── DATASET ROWS

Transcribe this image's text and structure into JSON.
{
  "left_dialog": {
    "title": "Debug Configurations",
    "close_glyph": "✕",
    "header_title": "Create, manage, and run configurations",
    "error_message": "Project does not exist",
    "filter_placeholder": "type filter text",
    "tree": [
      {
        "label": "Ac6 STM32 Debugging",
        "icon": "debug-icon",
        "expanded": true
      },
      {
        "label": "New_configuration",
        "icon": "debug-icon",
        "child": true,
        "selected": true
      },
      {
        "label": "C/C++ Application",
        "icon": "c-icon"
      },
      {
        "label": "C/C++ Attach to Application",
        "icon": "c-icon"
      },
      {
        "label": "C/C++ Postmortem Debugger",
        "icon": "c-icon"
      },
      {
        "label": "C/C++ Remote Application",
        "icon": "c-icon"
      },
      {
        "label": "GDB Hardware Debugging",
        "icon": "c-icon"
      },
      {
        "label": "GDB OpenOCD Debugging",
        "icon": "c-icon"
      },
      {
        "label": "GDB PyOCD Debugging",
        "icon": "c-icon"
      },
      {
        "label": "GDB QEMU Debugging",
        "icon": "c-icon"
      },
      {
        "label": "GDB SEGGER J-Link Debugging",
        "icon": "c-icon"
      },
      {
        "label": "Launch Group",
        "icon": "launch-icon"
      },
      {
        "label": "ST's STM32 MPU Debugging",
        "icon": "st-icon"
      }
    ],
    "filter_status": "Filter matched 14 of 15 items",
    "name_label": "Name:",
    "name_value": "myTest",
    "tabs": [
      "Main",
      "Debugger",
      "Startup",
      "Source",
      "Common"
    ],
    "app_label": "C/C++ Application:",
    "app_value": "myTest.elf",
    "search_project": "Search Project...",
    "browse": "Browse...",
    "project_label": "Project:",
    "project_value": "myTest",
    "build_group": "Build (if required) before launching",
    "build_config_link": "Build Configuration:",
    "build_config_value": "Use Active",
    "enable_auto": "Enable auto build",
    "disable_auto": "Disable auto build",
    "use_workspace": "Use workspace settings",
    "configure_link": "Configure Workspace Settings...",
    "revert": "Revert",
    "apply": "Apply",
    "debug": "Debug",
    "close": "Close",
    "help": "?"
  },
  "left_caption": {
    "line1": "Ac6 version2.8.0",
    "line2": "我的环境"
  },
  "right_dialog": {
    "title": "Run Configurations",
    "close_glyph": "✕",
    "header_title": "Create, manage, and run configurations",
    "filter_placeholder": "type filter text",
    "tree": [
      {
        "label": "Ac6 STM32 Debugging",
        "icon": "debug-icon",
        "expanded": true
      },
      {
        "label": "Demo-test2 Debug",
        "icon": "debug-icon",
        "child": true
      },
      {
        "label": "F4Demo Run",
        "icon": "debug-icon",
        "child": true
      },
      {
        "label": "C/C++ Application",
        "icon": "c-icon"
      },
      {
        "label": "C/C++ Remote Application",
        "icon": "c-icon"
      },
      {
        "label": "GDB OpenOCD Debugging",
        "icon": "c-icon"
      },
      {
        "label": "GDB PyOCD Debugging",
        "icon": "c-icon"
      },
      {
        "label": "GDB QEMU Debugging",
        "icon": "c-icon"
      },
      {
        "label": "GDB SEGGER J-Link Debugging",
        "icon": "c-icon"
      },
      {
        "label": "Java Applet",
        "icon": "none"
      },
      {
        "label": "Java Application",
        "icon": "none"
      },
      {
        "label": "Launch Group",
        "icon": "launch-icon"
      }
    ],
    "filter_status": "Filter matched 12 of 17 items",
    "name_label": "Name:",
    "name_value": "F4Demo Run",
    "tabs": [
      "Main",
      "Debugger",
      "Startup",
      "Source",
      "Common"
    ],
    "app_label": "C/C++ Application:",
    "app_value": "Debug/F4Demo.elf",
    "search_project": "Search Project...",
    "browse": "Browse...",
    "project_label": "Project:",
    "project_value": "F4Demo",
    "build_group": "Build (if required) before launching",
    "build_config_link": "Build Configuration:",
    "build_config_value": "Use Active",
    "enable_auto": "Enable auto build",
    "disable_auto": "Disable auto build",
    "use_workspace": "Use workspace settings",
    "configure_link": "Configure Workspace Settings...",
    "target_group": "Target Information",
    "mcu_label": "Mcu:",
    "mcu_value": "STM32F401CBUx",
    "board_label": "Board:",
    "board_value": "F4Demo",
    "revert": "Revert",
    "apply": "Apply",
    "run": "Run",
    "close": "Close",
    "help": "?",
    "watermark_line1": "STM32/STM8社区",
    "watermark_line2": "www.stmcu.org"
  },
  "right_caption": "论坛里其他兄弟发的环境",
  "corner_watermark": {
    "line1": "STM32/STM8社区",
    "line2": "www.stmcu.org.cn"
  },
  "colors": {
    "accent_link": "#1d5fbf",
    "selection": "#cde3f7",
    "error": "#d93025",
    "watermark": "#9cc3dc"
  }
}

────

— YOUR GOAL —
Give the data again, exactly as it stands.

— COMPLETE RESPONSE —
Transcribe this image's text and structure into JSON.
{
  "left_dialog": {
    "title": "Debug Configurations",
    "close_glyph": "✕",
    "header_title": "Create, manage, and run configurations",
    "error_message": "Project does not exist",
    "filter_placeholder": "type filter text",
    "tree": [
      {
        "label": "Ac6 STM32 Debugging",
        "icon": "debug-icon",
        "expanded": true
      },
      {
        "label": "New_configuration",
        "icon": "debug-icon",
        "child": true,
        "selected": true
      },
      {
        "label": "C/C++ Application",
        "icon": "c-icon"
      },
      {
        "label": "C/C++ Attach to Application",
        "icon": "c-icon"
      },
      {
        "label": "C/C++ Postmortem Debugger",
        "icon": "c-icon"
      },
      {
        "label": "C/C++ Remote Application",
        "icon": "c-icon"
      },
      {
        "label": "GDB Hardware Debugging",
        "icon": "c-icon"
      },
      {
        "label": "GDB OpenOCD Debugging",
        "icon": "c-icon"
      },
      {
        "label": "GDB PyOCD Debugging",
        "icon": "c-icon"
      },
      {
        "label": "GDB QEMU Debugging",
        "icon": "c-icon"
      },
      {
        "label": "GDB SEGGER J-Link Debugging",
        "icon": "c-icon"
      },
      {
        "label": "Launch Group",
        "icon": "launch-icon"
      },
      {
        "label": "ST's STM32 MPU Debugging",
        "icon": "st-icon"
      }
    ],
    "filter_status": "Filter matched 14 of 15 items",
    "name_label": "Name:",
    "name_value": "myTest",
    "tabs": [
      "Main",
      "Debugger",
      "Startup",
      "Source",
      "Common"
    ],
    "app_label": "C/C++ Application:",
    "app_value": "myTest.elf",
    "search_project": "Search Project...",
    "browse": "Browse...",
    "project_label": "Project:",
    "project_value": "myTest",
    "build_group": "Build (if required) before launching",
    "build_config_link": "Build Configuration:",
    "build_config_value": "Use Active",
    "enable_auto": "Enable auto build",
    "disable_auto": "Disable auto build",
    "use_workspace": "Use workspace settings",
    "configure_link": "Configure Workspace Settings...",
    "revert": "Revert",
    "apply": "Apply",
    "debug": "Debug",
    "close": "Close",
    "help": "?"
  },
  "left_caption": {
    "line1": "Ac6 version2.8.0",
    "line2": "我的环境"
  },
  "right_dialog": {
    "title": "Run Configurations",
    "close_glyph": "✕",
    "header_title": "Create, manage, and run configurations",
    "filter_placeholder": "type filter text",
    "tree": [
      {
        "label": "Ac6 STM32 Debugging",
        "icon": "debug-icon",
        "expanded": true
      },
      {
        "label": "Demo-test2 Debug",
        "icon": "debug-icon",
        "child": true
      },
      {
        "label": "F4Demo Run",
        "icon": "debug-icon",
        "child": true
      },
      {
        "label": "C/C++ Application",
        "icon": "c-icon"
      },
      {
        "label": "C/C++ Remote Application",
        "icon": "c-icon"
      },
      {
        "label": "GDB OpenOCD Debugging",
        "icon": "c-icon"
      },
      {
        "label": "GDB PyOCD Debugging",
        "icon": "c-icon"
      },
      {
        "label": "GDB QEMU Debugging",
        "icon": "c-icon"
      },
      {
        "label": "GDB SEGGER J-Link Debugging",
        "icon": "c-icon"
      },
      {
        "label": "Java Applet",
        "icon": "none"
      },
      {
        "label": "Java Application",
        "icon": "none"
      },
      {
        "label": "Launch Group",
        "icon": "launch-icon"
      }
    ],
    "filter_status": "Filter matched 12 of 17 items",
    "name_label": "Name:",
    "name_value": "F4Demo Run",
    "tabs": [
      "Main",
      "Debugger",
      "Startup",
      "Source",
      "Common"
    ],
    "app_label": "C/C++ Application:",
    "app_value": "Debug/F4Demo.elf",
    "search_project": "Search Project...",
    "browse": "Browse...",
    "project_label": "Project:",
    "project_value": "F4Demo",
    "build_group": "Build (if required) before launching",
    "build_config_link": "Build Configuration:",
    "build_config_value": "Use Active",
    "enable_auto": "Enable auto build",
    "disable_auto": "Disable auto build",
    "use_workspace": "Use workspace settings",
    "configure_link": "Configure Workspace Settings...",
    "target_group": "Target Information",
    "mcu_label": "Mcu:",
    "mcu_value": "STM32F401CBUx",
    "board_label": "Board:",
    "board_value": "F4Demo",
    "revert": "Revert",
    "apply": "Apply",
    "run": "Run",
    "close": "Close",
    "help": "?",
    "watermark_line1": "STM32/STM8社区",
    "watermark_line2": "www.stmcu.org"
  },
  "right_caption": "论坛里其他兄弟发的环境",
  "corner_watermark": {
    "line1": "STM32/STM8社区",
    "line2": "www.stmcu.org.cn"
  },
  "colors": {
    "accent_link": "#1d5fbf",
    "selection": "#cde3f7",
    "error": "#d93025",
    "watermark": "#9cc3dc"
  }
}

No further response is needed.